出題 1
WSL での Python 環境構築に関する記事では、Python バージョン管理ツールの代表例として何が挙げられていますか。
出題 2
WSL での Python 環境構築に関する記事を、最後の行の後から書き継いでください。

抽出テキスト
------------------------------------------------

WSL 上で python 環境構築してみた
概要
本記事は、WSL(Windows Subsystem for Linux)上で Python 環境を構築し、mamba を用いて仮想環境を作るまでの過程をまとめたものです。
「環境構築って難しそう...」と思っているあなたへ
確かに最初は複雑に見えますが、一度理解すればそれほど難しくありません。この記事では、なるべく専門用語を避けて、初心者の方でもわかりやすく説明していきます。
目次
1. はじめに
Python 環境構築から逃げ続けて、研究室配属時に痛い目を見た経験があります 😅
「とりあえず Anaconda をインストールしておけば大丈夫でしょ」という人も多いですが、せっかくなので他の選択肢も知っておくと、いつか役に立つかもしれません。
💡 この記事で学べること
- Python 環境構築の基本概念
- mamba を使った効率的な環境管理
- プロジェクトごとに環境を分ける方法
2. 基礎知識編
2.1 ライブラリ、パッケージ、モジュールって何?
まずは基本的な用語から整理しましょう。料理に例えると分かりやすいです。
モジュール = 一つの食材
- Python ファイル(.py)一つのこと
- 例:
sample.py
を import して、中の関数を使う -
具体例:
math.py
(数学関数が入っている)
パッケージ = 食材セット
- 複数のモジュールをまとめたフォルダ
-
__init__.py
ファイルが入っているのが特徴 -
具体例:
requests
パッケージ(HTTP 通信用の複数ファイルをまとめたもの)
ライブラリ = 料理キット全体
- 複数のパッケージで構成される大きな機能のまとまり
-
標準ライブラリ:Python と一緒にインストールされる(
print()
など) -
外部ライブラリ:別途インストールが必要(
pandas
、numpy
など)
ライブラリ(料理キット)
├── 標準ライブラリ(基本調味料)
│ └── print関数、math関数など
└── 外部ライブラリ(特別な食材)
├── pandasパッケージ(データ分析セット)
├── numpyパッケージ(数値計算セット)
└── matplotlibパッケージ(グラフ作成セット)
2.2 環境構築で出てくる専門用語
Python 環境構築でよく聞く 4 つの重要な概念を理解しましょう。
パッケージ管理ツール
何をするもの? 外部ライブラリのインストール・アンインストール
代表例: pip
具体的な作業: pip install pandas
で pandas をインストール
Python バージョン管理ツール
何をするもの? 複数の Python バージョンを切り替え
代表例: pyenv
なぜ必要? プロジェクトによって Python 3.8 が必要だったり 3.12 が必要だったり
仮想環境管理ツール
何をするもの? プロジェクトごとに独立した環境を作成
代表例: venv
具体例: プロジェクト A では古い pandas、プロジェクト B では新しい pandas を使う
💡 仮想環境って何?

------------------------------------------------

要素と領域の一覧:

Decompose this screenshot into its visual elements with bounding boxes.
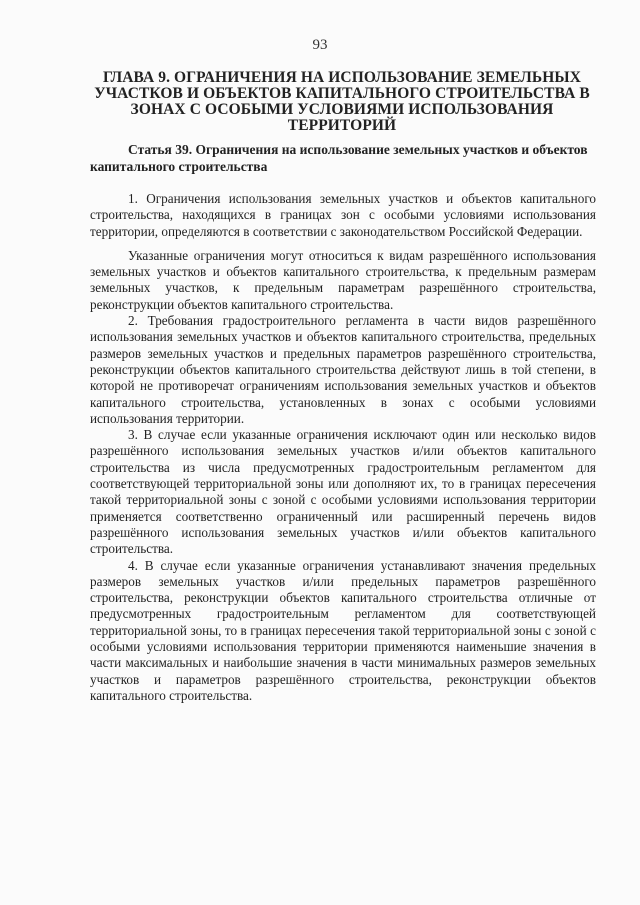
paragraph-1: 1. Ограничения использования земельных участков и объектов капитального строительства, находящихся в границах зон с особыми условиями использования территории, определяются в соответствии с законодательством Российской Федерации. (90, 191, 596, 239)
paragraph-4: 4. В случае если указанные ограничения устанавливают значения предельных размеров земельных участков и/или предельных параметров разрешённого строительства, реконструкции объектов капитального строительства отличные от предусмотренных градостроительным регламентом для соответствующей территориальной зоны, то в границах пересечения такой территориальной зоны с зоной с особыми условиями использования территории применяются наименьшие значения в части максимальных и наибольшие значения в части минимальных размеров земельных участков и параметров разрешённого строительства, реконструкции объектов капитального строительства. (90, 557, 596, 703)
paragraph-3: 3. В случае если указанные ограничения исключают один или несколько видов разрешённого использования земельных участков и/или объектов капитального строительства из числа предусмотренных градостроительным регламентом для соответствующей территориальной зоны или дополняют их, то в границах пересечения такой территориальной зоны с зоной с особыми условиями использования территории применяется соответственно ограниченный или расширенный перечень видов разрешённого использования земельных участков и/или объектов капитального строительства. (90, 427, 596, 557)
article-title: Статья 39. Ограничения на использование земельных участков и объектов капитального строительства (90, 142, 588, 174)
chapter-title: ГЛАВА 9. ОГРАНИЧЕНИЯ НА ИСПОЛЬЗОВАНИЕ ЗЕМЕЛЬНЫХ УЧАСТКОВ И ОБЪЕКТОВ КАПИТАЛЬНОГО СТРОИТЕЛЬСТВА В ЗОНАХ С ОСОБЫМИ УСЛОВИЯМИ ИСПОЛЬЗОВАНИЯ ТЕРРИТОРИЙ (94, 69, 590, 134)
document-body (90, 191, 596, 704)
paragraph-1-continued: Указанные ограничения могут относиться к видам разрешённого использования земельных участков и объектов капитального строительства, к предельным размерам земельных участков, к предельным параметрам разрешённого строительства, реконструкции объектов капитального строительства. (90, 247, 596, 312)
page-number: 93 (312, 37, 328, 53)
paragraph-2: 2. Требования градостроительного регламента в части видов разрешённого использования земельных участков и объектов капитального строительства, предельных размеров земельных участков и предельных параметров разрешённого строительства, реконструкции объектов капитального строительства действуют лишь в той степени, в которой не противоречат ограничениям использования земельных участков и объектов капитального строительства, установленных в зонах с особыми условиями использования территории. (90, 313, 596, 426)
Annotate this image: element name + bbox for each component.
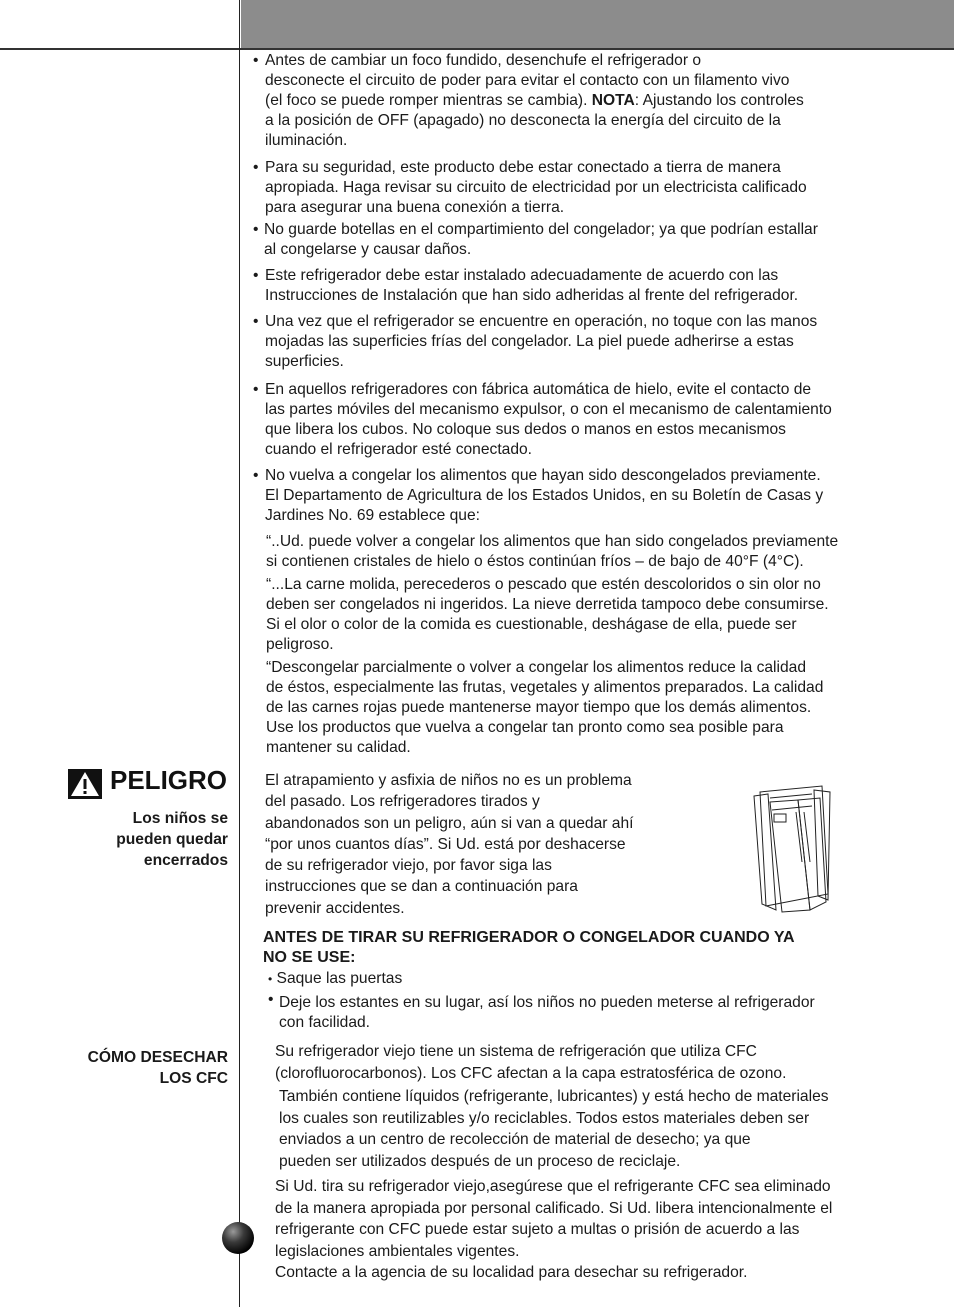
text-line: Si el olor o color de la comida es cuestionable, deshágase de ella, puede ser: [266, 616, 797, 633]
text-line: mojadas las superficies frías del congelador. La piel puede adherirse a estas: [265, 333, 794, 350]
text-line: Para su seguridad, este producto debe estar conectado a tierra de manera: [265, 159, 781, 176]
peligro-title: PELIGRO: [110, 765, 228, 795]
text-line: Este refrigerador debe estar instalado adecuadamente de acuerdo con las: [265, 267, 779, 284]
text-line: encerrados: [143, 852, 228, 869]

------------------------------------------------

解答 1
pyenv です。

解答 2
アパートの各部屋のようなものです。それぞれの部屋(環境)は独立していて、部屋 A で何をしても部屋 B には影響しません。
- メリット:プロジェクト間でライブラリのバージョン衝突を防げる
- 具体例:機械学習プロジェクト用環境、Web アプリ用環境を分ける
オールインワンツール
conda = 上記 3 つをすべて管理
- Python 以外(R 言語など)のパッケージも管理可能
- ただし動作が重い
mamba = conda の高速版
- C++で書かれているため依存関係の解決が爆速
- conda と完全互換
Poetry = モダンな管理ツール
- 最近人気が高まっている
- 設定ファイルが分かりやすい
2.3 ディストリビューション(セット商品)
ディストリビューション = 必要なツールをまとめたセット商品
名前 | 特徴 | 含まれるもの | おすすめ度 |
---|---|---|---|
Anaconda | フルセット(重い) | conda + Python + 数百のライブラリ | ⭐⭐⭐ |
Miniconda | 軽量版 | conda + Python のみ | ⭐⭐⭐⭐ |
Miniforge | コミュニティ版 | conda + mamba + Python | ⭐⭐⭐⭐⭐ |
micromamba | 超軽量版 | micromamba のみ | ⭐⭐⭐⭐ |
速度比較
conda(Python製) → 🐌 遅い(依存解決に時間がかかる)
mamba(C++製) → 🚗 速い
micromamba(C++製) → 🚀 超速い(CLI特化)
💡 初心者へのおすすめ
- 学習目的:Anaconda(すべて入っているので楽)
- 実際の開発:Miniforge(軽量で高速)
- 上級者向け:micromamba(最小構成)
2.4 パッケージの入手先(チャンネル)
チャンネル = パッケージを購入するお店
# Anaconda公式ストア(defaults)から購入
conda install numpy
# コミュニティストア(conda-forge)から購入
conda install -c conda-forge numpy
どちらを選ぶべき?
- defaults:Anaconda 社が管理、安定している
- conda-forge:コミュニティが管理、最新版が早い、選択肢が豊富
⚠️ 注意事項
Anaconda = 会社名です。正確には:
- ✅「Anaconda ディストリビューションをインストールした」
- ✅「conda で環境管理している」
- ❌「Anaconda で環境管理している」(会社で管理?)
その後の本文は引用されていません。